*** Rows ***
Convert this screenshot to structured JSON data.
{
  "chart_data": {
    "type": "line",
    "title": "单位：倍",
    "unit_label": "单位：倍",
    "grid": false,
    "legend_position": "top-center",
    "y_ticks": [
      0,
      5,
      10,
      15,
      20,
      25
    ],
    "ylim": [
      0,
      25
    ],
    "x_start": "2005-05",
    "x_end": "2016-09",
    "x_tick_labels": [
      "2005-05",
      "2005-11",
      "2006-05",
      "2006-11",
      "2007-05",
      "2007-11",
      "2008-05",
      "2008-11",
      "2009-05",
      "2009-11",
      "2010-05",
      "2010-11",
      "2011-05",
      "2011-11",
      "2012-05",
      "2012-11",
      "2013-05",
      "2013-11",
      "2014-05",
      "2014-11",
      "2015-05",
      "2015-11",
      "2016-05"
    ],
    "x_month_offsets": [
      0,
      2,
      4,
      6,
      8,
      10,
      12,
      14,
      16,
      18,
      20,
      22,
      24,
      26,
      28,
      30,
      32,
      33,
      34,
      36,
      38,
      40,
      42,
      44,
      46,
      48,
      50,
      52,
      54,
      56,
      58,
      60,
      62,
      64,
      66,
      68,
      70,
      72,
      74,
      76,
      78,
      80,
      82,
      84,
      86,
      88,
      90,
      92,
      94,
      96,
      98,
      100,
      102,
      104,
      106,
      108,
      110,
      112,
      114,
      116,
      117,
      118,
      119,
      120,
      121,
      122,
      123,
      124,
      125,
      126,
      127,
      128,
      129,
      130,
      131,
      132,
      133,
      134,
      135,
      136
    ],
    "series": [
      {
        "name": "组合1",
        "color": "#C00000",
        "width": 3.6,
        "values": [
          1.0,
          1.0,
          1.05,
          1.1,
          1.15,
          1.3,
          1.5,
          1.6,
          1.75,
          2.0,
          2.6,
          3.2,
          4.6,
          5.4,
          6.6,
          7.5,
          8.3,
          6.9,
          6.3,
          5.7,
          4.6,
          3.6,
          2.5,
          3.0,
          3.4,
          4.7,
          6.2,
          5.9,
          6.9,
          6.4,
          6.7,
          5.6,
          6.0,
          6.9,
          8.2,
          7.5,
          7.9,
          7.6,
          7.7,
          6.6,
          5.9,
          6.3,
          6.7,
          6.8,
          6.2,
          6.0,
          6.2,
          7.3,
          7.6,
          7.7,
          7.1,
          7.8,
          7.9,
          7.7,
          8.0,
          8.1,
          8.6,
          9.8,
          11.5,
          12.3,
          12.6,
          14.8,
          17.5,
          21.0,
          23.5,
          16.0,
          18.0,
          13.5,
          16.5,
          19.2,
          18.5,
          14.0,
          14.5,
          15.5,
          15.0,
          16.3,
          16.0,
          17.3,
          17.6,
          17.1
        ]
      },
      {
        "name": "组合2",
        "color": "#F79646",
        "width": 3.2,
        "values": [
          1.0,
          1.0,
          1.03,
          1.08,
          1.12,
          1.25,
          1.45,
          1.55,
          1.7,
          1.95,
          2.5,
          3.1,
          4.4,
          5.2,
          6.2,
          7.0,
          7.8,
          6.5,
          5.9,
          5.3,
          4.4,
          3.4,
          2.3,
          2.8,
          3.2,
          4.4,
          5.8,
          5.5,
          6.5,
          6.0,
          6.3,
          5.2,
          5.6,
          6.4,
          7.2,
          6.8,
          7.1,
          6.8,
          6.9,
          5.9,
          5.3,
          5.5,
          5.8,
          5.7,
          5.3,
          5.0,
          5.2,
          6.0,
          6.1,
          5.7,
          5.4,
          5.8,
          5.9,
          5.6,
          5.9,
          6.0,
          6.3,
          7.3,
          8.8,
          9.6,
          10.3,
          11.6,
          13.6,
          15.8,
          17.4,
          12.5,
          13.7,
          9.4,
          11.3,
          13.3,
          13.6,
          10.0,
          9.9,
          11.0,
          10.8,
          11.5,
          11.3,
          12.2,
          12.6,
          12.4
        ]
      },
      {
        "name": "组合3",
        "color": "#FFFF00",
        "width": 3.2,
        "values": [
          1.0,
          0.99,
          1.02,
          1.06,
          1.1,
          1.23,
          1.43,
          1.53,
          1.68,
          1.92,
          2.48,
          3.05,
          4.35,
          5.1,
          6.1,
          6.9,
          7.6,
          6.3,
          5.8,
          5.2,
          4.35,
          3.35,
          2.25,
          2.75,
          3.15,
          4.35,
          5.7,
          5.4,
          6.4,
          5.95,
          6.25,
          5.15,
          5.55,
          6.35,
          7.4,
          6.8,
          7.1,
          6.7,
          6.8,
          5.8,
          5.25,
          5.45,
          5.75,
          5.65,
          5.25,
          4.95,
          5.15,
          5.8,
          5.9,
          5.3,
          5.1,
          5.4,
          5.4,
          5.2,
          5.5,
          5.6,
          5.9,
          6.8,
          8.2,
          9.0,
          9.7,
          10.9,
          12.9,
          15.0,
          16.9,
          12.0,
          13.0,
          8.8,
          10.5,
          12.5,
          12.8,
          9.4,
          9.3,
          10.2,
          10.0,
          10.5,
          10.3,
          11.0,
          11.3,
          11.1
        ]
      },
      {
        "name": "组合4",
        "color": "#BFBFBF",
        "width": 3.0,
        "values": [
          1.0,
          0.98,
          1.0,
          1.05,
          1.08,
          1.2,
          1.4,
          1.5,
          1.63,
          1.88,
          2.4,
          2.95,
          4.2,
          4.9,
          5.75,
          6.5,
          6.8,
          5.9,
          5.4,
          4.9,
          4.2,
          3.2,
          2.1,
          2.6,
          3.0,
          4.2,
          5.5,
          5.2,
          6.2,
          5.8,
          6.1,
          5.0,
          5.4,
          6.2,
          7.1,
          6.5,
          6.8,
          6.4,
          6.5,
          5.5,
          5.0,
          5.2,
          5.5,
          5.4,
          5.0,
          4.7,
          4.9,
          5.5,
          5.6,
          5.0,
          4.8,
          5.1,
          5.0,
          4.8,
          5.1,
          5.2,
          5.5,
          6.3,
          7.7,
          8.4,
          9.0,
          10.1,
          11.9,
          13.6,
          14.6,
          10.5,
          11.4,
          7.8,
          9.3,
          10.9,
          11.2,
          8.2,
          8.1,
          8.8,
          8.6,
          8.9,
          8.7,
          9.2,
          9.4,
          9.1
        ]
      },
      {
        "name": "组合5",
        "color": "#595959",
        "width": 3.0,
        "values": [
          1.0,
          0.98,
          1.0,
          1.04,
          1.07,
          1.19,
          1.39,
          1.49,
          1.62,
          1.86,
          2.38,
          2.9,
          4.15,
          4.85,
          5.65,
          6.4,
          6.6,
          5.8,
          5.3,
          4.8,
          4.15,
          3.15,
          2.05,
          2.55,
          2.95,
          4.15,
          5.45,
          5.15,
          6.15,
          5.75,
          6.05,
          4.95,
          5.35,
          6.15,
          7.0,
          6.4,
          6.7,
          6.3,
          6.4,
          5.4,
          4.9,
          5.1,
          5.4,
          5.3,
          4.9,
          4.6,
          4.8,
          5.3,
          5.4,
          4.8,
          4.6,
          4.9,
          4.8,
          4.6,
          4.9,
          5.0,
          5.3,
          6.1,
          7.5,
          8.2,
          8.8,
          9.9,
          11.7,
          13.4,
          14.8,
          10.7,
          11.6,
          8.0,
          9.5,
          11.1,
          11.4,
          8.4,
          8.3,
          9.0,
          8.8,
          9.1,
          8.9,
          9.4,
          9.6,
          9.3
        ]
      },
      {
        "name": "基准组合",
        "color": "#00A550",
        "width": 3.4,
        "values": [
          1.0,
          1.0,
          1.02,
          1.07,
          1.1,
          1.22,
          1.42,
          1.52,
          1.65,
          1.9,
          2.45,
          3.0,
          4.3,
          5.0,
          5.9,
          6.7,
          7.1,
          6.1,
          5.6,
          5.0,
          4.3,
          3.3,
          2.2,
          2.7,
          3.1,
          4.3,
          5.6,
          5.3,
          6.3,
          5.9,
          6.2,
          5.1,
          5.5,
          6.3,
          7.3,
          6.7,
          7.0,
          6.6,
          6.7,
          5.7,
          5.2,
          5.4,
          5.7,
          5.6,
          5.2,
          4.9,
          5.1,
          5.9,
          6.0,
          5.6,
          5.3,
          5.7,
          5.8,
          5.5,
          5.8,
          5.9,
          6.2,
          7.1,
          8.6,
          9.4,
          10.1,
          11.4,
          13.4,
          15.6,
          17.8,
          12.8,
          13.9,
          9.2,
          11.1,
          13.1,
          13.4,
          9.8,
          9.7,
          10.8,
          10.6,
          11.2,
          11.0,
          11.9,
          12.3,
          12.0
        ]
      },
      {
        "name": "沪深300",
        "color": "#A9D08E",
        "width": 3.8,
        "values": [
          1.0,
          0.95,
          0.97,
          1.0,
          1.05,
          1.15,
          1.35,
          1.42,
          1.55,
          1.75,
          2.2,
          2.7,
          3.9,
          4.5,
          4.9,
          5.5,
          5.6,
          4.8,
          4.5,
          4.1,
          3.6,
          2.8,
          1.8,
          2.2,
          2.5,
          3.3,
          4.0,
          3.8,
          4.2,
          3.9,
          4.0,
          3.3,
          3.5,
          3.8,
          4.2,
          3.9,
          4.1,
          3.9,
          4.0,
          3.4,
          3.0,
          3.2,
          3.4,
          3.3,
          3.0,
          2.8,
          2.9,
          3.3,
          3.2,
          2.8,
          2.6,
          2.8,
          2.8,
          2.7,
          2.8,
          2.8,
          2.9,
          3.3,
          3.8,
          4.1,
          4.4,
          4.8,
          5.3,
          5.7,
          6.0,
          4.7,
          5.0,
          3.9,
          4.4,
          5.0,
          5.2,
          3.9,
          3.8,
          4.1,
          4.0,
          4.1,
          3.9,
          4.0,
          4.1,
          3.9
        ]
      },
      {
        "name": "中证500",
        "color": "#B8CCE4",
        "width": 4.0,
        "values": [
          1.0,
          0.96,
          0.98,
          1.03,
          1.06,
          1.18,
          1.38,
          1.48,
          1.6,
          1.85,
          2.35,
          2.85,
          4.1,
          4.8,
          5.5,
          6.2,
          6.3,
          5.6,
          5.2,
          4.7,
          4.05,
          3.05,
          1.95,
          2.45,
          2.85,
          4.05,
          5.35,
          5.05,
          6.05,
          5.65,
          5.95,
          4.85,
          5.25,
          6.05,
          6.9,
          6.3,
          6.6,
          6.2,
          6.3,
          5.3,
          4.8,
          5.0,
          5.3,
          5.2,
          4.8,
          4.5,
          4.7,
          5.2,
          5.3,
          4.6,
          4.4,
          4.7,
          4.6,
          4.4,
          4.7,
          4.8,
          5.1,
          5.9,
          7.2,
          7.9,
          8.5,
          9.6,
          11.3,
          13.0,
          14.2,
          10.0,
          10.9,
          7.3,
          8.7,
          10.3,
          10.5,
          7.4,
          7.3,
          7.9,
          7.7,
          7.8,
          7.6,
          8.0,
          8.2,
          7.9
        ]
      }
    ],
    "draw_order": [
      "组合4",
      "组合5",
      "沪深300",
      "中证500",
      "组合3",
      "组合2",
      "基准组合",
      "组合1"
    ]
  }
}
***
Instructions to follow: Out of the records, collect only those lines that contain the string "color".

Answer to this exercise:
        "color": "#C00000",
        "color": "#F79646",
        "color": "#FFFF00",
        "color": "#BFBFBF",
        "color": "#595959",
        "color": "#00A550",
        "color": "#A9D08E",
        "color": "#B8CCE4",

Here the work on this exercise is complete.